> **Excerpt to read**
>> Start

Critique, Genealogy, and Truth-Telling in Michel Foucault

The Force of Truth

Critique, Genealogy, and Truth-Telling in Michel Foucault

A groundbreaking examination of Michel Foucault's history of truth.

Many blame Michel Foucault for our post-truth and conspiracy-laden society. In this provocative work, Daniele Lorenzini argues that such criticism fundamentally misunderstands the philosopher’s project. Foucault did not question truth itself but what Lorenzini calls “the force of truth,” or how some truth claims are given the power to govern our conduct while others are not. This interest, Lorenzini shows, drove Foucault to articulate a new ethics and politics of truth-telling precisely in order to evade the threat of relativism. The Force of Truth explores this neglected dimension of Foucault’s project by putting his writings on regimes of truth and parrhesia in conversation with early analytic philosophy and by drawing out the “possibilizing” elements of Foucault’s genealogies that remain vital for practicing critique today.

192 pages | 2 tables | 6 x 9 | © 2023

History: History of Ideas

Literature and Literary Criticism: General Criticism and Critical Theory

Philosophy: General Philosophy, Logic and Philosophy of Language, Political Philosophy

Reviews

"A timely intervention into the current debates on post-truth and Foucault’s significance for them. Lorenzini argues, again compellingly, that we need to steer clear of the false dilemma of either conceding that truth is only an effect of power, or strenuously defend the value of absolute truth against fake news and alternative facts. Foucault’s rejection of the Truth—truth understood as timeless and absolute—does not amount to a rejection of truth altogether. Rather, Foucault’s history of truth should be understood precisely as an attempt to criticize the claim that such an understanding of truth is necessary to stop our critical theories and practices from dissolving into relativism."

Johanna Oksala | Critical Inquiry

"Lorenzini has established himself as the most brilliant interpreter of the work of Michel Foucault in his generation. Yet, even beyond this distinction, he has learned, as few people have, to use Foucault's work and perspective to approach topics that Foucault himself never discussed. Moreover, in his extraordinary genealogy of truth, presented in this book, Lorenzini brings together Foucault's writings with those of J. L. Austin and Stanley Cavell, among others, to give us a remarkable new way to think about some of the central issues concerning the idea of truth. Anyone who believes that analytic philosophy and continental philosophy cannot speak to one another can read this book as a superb example of how these two traditions of philosophy can mutually contribute, when read together, to the understanding of fundamental philosophical problems. If Lorenzini is the future of philosophy, philosophy is in excellent hands."

>> End

> **Work to complete**
• A. Decide whether each statement agrees with the book description on Foucault and truth, answering yes or no and quoting the deciding words: (i) The book is 192 pages long. (ii) Lorenzini argues that Foucault questioned truth itself. (iii) The first review comes from Critical Inquiry.
• B. Extend the book description on Foucault and truth, starting after its final sentence.
The bounding-box data that comes next is separate material from the book description on Foucault and truth.

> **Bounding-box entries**
>> Start

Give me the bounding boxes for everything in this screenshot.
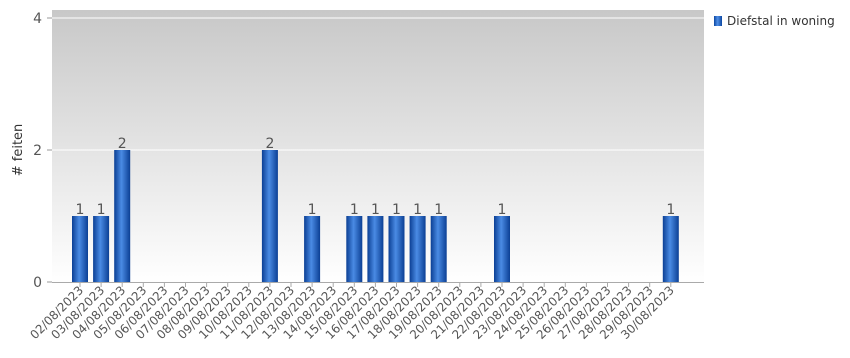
legend[interactable]: Diefstal in woning [714, 14, 835, 28]
bar [114, 150, 131, 282]
bar [662, 216, 679, 282]
bar-value-label: 1 [498, 202, 507, 218]
bar [72, 216, 88, 282]
bar-value-label: 1 [371, 202, 380, 218]
bar [430, 216, 447, 282]
y-tick-label: 4 [33, 11, 42, 27]
bar-value-label: 1 [308, 202, 317, 218]
y-ticks: 0 2 4 [33, 11, 52, 291]
bar-value-label: 1 [666, 202, 675, 218]
bar-value-label: 1 [350, 202, 359, 218]
bar-value-label: 1 [413, 202, 422, 218]
bar [367, 216, 384, 282]
bar-value-label: 1 [76, 202, 85, 218]
bar-value-label: 1 [392, 202, 401, 218]
bar [388, 216, 405, 282]
bar-value-label: 2 [265, 136, 274, 152]
y-tick-label: 0 [33, 275, 42, 291]
y-axis-label: # feiten [11, 124, 26, 177]
bar [93, 216, 110, 282]
x-ticks: 02/08/202303/08/202304/08/202305/08/2023… [27, 282, 677, 342]
bar-value-label: 2 [118, 136, 127, 152]
y-tick-label: 2 [33, 143, 42, 159]
bar-value-label: 1 [434, 202, 443, 218]
legend-swatch-icon [714, 16, 722, 26]
bar [494, 216, 510, 282]
bar-value-label: 1 [97, 202, 106, 218]
bar [346, 216, 363, 282]
legend-label: Diefstal in woning [727, 14, 835, 28]
bar [409, 216, 426, 282]
bar [304, 216, 321, 282]
bars [72, 150, 679, 282]
bar [261, 150, 278, 282]
bar-labels: 1 12 21 1 1 1 1 1 1 1 [76, 136, 676, 218]
grid [52, 17, 704, 283]
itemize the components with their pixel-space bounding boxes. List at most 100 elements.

>> End

> **The replies**
• A.
(i) Yes: "192 pages"
(ii) No: "Foucault did not question truth itself"
(iii) Yes: "Johanna Oksala | Critical Inquiry"

• B.
Arnold I. Davidson, The Hebrew University of Jerusalem

"In this urgent study, Lorenzini offers a powerful corrective to stubborn criticism of Foucault as a postmodern architect of the post-truth age. With stunning command of Foucault’s corpus, Lorenzini reconstructs Foucault’s history of truth as a political epistemology for our troubled times. This extraordinary book reshapes how we should understand—and resist—lying, disinformation, and other forms of political untruth."

Verena Erlenbusch-Anderson, Syracuse University

"This groundbreaking book refutes the dominant view of Foucault as a relativist and elevates the debate about his notion of truth to a new philosophical level. With exceptional clarity, Lorenzini develops an ethics and politics of truth-telling that is essential reading for everyone who seeks to take responsibility for their claims about the truth—in both theory and practice.”

Martin Hägglund, Yale University

“In this brilliant and provocative book, Lorenzini upends the conventional way that critics read Foucault as a precursor to our post-truth society. Through a meticulous reading of the Collège de France lectures, Lorenzini masterfully shows how Foucault’s lifelong passion for truth and truth-telling culminates in a powerful theory of truth as a political and ethical practice. A veritable tour de force.”

Bernard E. Harcourt, Columbia University

Table of Contents

Introduction: Writing the History of Truth
A History of Truth That Does Not Rely on “the Truth”
Toward an Ethics and Politics of Truth-Telling
The Force of Words and the Force of Truth
1. Truth-Event
“A Little History of Truth in General”
The Emergence of the Alethurgic Subject
Confessional Sciences
2. Regimes of Truth
Truth Obligations?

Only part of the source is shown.